**Task details**.
State only the number of lines that include "Tasks".

####

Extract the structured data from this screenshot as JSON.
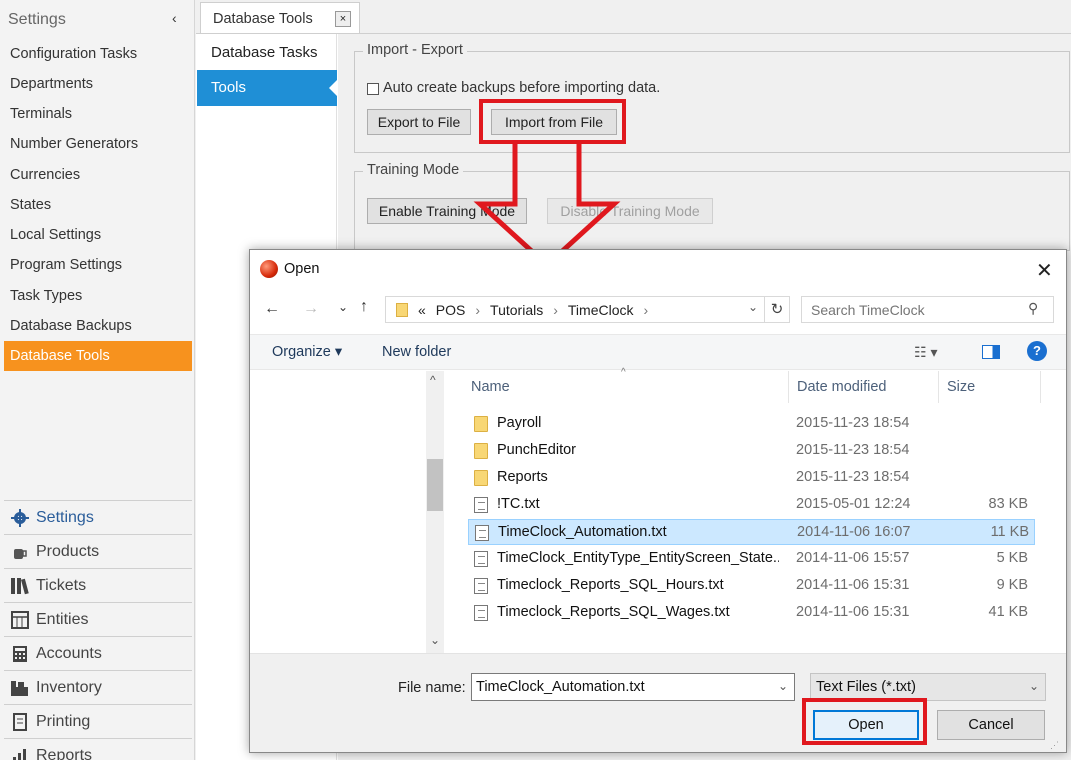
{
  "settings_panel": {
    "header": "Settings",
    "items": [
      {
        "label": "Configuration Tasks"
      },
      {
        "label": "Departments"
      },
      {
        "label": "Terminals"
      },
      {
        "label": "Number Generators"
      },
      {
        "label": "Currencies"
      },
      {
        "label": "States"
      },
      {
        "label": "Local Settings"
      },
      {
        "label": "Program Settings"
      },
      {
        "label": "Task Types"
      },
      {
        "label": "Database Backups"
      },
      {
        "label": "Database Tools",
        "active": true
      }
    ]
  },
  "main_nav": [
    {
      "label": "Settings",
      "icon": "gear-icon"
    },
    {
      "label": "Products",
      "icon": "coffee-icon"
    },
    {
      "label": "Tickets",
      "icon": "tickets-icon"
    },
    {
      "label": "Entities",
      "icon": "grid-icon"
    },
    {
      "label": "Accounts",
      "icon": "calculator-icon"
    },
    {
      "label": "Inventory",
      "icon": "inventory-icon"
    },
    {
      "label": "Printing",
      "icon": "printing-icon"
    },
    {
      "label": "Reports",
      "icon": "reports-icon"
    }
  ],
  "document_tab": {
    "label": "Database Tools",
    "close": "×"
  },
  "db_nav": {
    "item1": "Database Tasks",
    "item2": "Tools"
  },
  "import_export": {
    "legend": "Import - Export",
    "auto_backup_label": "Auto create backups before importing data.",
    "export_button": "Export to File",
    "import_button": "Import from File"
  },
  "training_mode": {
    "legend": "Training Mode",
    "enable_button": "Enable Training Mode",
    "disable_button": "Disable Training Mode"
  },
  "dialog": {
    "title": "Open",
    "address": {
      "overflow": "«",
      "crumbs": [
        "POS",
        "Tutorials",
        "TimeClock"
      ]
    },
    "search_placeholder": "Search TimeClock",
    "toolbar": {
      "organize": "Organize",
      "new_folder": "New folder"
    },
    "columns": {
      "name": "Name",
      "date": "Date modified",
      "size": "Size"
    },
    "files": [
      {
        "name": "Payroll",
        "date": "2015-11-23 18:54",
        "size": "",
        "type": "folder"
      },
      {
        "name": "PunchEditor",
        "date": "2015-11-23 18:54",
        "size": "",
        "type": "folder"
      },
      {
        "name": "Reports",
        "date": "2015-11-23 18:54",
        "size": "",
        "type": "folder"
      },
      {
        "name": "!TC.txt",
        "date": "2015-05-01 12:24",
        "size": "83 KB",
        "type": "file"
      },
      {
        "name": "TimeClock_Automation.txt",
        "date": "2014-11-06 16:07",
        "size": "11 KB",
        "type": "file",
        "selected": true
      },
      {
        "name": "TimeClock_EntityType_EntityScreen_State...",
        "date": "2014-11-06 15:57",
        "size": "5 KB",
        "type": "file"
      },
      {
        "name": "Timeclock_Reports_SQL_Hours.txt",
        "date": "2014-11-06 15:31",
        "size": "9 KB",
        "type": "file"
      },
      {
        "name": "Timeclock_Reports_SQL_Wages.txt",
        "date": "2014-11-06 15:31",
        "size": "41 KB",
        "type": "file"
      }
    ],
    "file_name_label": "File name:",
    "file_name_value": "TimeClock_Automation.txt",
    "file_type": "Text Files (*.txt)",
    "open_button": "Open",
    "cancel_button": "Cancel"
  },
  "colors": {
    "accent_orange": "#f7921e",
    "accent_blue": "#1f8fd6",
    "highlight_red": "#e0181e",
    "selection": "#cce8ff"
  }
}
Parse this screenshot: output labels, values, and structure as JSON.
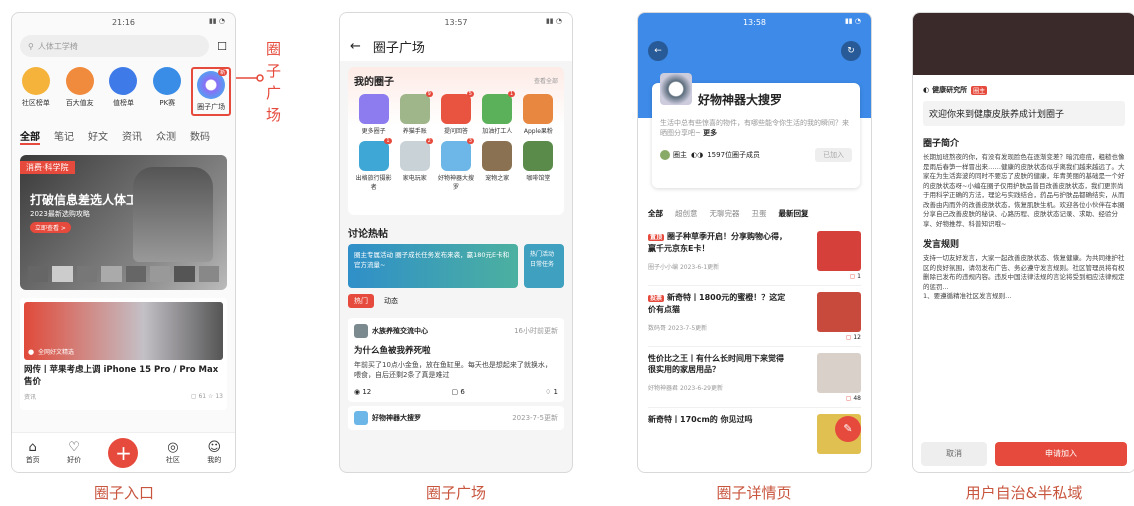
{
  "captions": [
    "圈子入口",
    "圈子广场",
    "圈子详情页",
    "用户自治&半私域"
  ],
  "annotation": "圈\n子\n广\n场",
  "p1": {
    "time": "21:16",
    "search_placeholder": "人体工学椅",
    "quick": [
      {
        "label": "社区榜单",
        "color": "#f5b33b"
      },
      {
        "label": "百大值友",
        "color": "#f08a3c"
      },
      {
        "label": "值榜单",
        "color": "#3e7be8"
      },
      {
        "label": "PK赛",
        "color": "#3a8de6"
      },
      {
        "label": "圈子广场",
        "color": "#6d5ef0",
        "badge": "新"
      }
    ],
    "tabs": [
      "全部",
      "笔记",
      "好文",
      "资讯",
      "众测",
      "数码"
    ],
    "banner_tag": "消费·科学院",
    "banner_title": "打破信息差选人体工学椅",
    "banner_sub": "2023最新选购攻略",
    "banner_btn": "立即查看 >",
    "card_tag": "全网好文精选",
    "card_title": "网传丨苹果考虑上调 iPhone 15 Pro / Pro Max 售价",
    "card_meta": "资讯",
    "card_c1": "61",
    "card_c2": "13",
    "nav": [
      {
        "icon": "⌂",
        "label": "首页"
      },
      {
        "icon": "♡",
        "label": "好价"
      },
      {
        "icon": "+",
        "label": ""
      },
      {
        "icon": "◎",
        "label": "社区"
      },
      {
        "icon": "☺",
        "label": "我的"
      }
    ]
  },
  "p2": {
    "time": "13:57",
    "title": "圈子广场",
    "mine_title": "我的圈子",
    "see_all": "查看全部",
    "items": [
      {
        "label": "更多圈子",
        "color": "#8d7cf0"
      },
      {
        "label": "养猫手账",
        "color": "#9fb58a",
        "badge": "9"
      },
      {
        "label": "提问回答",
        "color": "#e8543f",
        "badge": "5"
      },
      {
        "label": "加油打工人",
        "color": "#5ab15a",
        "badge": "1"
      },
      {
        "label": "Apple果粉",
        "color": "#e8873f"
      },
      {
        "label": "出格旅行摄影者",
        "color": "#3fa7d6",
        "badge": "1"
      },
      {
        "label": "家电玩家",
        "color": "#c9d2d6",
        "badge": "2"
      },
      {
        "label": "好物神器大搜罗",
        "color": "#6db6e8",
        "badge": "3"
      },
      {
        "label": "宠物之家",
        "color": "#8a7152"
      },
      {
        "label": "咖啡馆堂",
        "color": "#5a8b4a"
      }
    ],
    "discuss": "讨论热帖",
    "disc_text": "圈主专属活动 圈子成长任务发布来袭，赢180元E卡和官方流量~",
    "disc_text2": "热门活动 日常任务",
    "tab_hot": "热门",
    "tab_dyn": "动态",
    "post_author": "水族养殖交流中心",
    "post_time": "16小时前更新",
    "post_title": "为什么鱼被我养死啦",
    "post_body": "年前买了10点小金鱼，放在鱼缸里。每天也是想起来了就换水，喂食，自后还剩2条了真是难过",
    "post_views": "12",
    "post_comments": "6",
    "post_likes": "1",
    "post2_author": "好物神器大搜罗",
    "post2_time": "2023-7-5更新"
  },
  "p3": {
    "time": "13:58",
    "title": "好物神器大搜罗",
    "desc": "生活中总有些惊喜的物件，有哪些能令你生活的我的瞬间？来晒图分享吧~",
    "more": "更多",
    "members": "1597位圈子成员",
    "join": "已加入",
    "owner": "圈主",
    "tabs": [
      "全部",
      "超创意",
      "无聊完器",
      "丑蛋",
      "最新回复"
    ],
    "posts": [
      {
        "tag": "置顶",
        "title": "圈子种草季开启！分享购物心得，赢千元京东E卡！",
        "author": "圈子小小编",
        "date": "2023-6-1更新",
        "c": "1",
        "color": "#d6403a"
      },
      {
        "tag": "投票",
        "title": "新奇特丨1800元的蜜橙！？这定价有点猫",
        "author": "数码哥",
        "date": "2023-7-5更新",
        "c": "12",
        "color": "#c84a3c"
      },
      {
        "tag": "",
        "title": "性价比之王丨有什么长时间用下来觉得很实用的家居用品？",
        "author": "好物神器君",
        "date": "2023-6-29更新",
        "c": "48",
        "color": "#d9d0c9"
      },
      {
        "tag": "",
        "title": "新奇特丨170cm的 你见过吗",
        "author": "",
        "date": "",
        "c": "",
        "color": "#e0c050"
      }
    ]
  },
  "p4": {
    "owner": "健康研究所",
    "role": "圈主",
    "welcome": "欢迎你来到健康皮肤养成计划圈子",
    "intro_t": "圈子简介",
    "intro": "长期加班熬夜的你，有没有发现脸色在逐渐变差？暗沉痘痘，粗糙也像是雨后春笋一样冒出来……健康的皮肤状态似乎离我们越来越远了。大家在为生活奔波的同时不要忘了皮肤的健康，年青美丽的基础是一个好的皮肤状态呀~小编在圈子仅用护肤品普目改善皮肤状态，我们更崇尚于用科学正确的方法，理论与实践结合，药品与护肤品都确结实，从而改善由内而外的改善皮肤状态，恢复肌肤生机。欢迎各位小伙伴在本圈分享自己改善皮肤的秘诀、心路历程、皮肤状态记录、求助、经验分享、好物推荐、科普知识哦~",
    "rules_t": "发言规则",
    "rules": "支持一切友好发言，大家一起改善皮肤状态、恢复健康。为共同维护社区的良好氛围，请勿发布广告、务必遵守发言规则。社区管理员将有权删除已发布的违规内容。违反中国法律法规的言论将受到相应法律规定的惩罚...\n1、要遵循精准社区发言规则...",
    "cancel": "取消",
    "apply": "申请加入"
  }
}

####

**Result for this exercise**.
2